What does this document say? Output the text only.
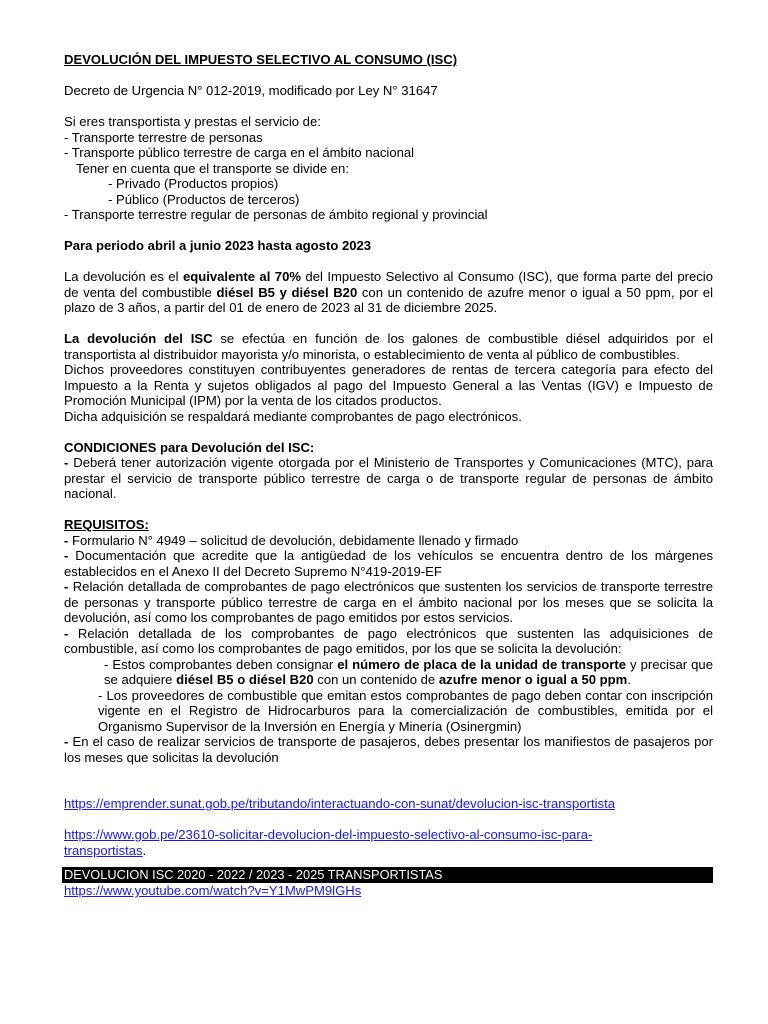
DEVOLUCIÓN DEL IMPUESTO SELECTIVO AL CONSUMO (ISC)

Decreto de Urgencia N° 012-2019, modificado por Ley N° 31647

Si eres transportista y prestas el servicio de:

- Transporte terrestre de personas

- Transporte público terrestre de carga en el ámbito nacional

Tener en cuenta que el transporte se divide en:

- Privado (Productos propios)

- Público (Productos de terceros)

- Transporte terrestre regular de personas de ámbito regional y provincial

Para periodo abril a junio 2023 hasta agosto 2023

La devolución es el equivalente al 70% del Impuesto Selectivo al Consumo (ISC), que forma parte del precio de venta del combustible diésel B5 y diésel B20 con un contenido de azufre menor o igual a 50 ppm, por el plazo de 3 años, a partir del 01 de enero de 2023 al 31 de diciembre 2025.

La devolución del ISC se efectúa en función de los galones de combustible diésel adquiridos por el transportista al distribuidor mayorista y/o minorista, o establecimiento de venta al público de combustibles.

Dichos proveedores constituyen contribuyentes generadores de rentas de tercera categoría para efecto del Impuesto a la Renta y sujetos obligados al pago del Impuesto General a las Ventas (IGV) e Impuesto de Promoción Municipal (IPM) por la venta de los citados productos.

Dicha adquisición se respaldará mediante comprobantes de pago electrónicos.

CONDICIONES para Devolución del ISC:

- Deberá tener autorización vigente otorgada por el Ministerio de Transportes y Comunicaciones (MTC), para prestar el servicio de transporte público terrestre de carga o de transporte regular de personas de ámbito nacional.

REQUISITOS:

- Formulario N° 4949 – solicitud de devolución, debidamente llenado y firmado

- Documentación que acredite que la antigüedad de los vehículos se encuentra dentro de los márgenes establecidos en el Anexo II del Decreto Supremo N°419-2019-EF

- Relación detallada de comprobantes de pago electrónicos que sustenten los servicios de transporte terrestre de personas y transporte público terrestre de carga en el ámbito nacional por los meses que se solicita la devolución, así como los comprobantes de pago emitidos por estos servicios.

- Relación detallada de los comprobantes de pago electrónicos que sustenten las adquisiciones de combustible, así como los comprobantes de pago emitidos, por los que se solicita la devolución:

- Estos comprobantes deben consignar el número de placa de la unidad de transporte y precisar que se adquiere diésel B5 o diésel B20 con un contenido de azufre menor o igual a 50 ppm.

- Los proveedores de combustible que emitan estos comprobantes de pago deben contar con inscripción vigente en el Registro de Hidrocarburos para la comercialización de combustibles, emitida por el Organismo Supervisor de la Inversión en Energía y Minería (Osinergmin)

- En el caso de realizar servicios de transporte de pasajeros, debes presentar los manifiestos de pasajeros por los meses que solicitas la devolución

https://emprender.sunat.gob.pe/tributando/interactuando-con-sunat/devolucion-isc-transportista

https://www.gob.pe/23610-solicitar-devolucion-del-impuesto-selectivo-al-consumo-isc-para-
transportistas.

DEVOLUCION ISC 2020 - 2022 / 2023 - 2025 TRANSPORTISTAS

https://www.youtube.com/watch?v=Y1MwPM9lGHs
· · · · · · ·
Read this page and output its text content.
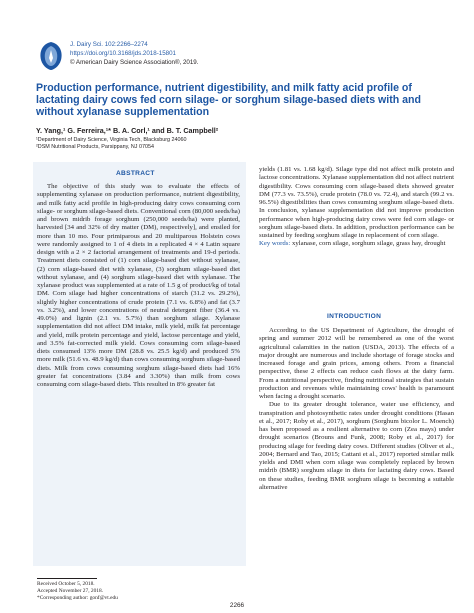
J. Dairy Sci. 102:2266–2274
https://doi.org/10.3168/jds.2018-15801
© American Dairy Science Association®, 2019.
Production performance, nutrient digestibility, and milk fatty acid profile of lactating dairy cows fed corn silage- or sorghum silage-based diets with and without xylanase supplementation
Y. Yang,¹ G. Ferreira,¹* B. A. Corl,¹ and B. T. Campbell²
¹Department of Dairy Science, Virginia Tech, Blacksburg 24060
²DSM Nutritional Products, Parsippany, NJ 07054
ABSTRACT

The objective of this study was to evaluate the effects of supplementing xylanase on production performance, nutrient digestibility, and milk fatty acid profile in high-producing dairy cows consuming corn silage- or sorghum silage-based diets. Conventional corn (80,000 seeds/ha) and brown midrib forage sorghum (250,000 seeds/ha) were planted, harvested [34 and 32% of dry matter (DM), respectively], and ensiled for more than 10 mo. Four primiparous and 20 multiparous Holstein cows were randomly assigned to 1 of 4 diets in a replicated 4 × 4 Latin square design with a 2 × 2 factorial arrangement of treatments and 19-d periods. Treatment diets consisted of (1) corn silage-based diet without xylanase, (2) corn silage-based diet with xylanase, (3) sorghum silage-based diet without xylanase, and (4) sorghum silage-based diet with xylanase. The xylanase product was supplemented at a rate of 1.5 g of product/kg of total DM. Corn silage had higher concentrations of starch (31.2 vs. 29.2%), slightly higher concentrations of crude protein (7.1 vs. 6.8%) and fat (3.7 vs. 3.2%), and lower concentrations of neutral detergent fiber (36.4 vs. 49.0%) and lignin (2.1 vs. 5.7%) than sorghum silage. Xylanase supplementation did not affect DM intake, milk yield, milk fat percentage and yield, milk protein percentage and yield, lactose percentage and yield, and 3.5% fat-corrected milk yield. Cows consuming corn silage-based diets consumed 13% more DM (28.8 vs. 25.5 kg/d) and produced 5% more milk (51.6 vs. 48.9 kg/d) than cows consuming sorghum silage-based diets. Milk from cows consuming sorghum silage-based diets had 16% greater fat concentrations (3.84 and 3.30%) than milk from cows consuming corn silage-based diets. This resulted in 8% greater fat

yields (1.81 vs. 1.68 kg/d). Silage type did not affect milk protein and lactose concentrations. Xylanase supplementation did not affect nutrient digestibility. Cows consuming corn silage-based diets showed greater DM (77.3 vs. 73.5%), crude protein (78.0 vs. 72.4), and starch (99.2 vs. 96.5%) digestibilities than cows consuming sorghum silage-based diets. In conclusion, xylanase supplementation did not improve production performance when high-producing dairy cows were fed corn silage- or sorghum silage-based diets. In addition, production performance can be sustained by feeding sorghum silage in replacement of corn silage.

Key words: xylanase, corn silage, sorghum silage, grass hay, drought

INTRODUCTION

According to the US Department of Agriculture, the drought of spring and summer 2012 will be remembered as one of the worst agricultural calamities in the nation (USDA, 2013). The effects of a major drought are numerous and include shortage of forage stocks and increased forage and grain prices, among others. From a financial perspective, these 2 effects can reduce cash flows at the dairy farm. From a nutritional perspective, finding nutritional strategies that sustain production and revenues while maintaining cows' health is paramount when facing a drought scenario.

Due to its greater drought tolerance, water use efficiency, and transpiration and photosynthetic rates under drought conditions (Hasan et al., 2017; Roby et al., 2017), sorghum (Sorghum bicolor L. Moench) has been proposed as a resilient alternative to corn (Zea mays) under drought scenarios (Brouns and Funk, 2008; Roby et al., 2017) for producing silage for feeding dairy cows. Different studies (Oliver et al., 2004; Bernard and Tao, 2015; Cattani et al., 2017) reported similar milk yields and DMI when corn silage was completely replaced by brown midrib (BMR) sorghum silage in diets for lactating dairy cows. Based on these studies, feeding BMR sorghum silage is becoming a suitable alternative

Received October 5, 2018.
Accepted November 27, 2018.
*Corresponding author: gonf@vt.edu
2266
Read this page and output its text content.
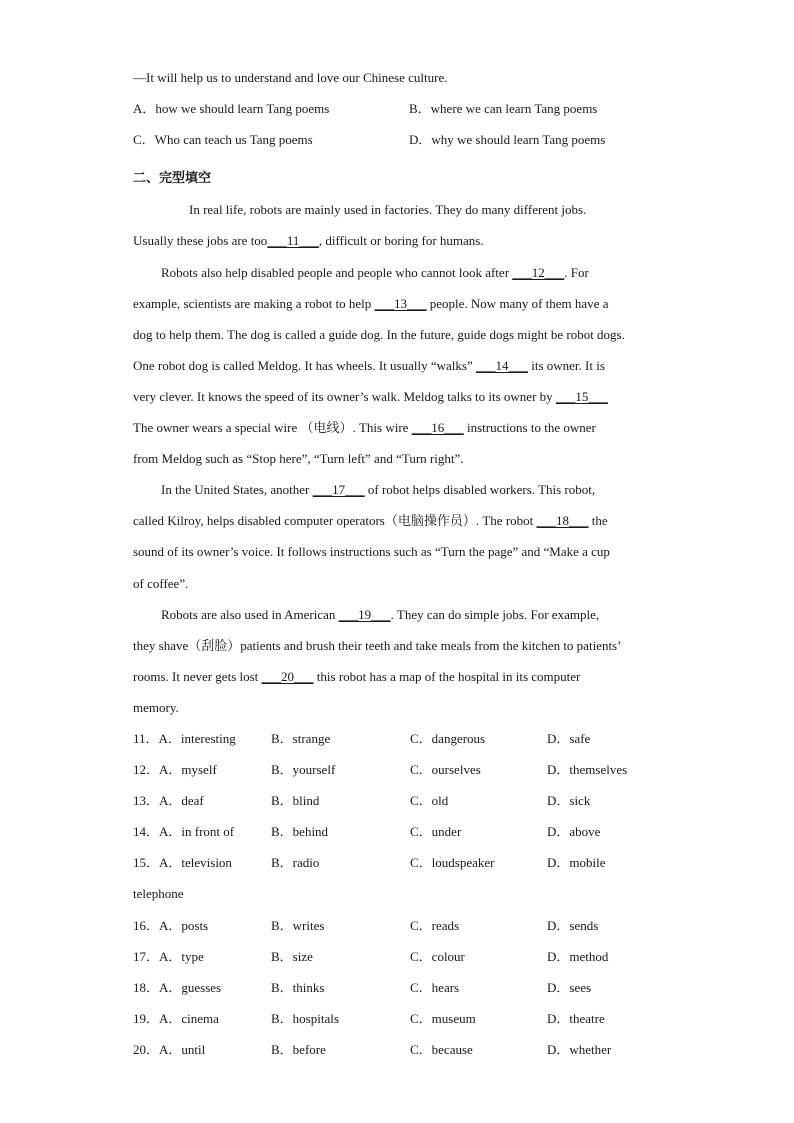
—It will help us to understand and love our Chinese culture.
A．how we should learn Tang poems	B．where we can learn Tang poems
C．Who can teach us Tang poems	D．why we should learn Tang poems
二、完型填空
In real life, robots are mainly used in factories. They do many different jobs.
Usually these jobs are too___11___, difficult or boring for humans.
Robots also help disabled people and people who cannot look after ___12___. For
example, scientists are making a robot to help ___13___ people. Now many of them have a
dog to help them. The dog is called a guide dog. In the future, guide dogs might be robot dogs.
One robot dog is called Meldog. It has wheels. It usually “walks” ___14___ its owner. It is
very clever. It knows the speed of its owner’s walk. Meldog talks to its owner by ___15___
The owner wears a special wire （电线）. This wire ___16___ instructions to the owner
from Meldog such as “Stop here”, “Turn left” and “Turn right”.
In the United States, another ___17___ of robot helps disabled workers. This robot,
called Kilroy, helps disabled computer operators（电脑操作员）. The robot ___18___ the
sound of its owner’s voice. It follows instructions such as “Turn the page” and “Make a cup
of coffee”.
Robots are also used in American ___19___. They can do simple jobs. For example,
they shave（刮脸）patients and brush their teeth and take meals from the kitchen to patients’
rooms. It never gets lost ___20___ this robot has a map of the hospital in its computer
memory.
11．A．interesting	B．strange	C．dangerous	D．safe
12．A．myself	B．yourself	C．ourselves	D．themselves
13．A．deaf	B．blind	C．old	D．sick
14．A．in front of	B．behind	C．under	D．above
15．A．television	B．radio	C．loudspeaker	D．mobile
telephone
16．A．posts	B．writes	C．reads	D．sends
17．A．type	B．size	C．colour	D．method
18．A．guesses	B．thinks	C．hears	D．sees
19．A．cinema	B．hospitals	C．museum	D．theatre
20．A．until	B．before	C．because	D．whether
· · · · · · ·
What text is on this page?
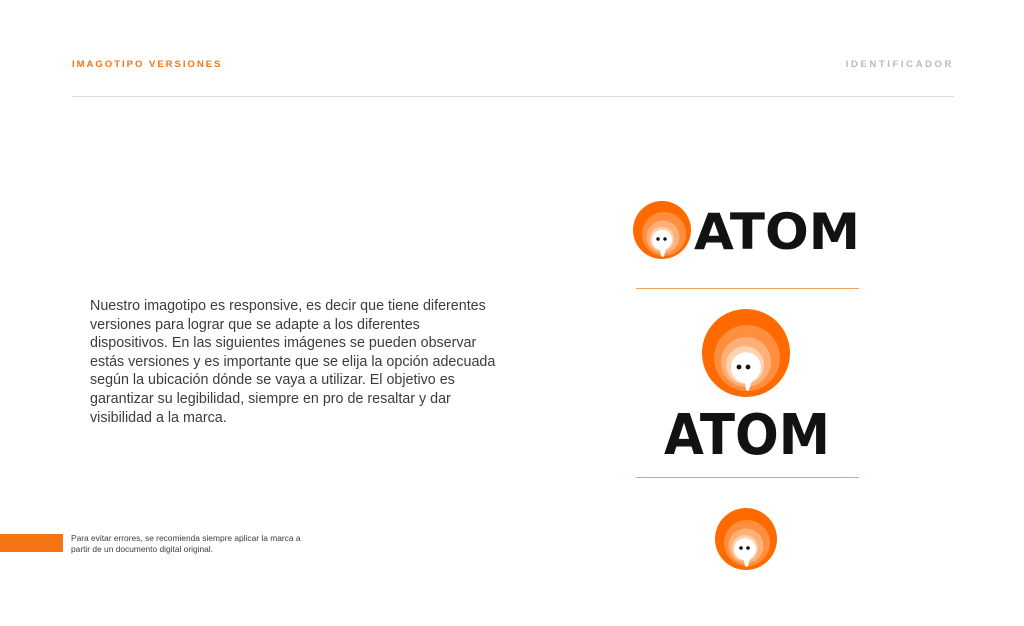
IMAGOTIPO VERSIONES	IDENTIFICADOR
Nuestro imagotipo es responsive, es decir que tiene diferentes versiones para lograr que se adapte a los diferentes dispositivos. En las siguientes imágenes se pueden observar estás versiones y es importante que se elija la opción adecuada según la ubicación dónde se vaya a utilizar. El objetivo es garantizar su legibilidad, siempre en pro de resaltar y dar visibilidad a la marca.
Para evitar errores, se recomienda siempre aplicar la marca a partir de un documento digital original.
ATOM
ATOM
· · · · · · ·
What the task requires: Wherever the word "text" appears in the listing above, copy that line.

Exercise answer:
What does this document say? Output the text only.
Read this page and output its text content.
Read this page and output its text content.
What text is on this page?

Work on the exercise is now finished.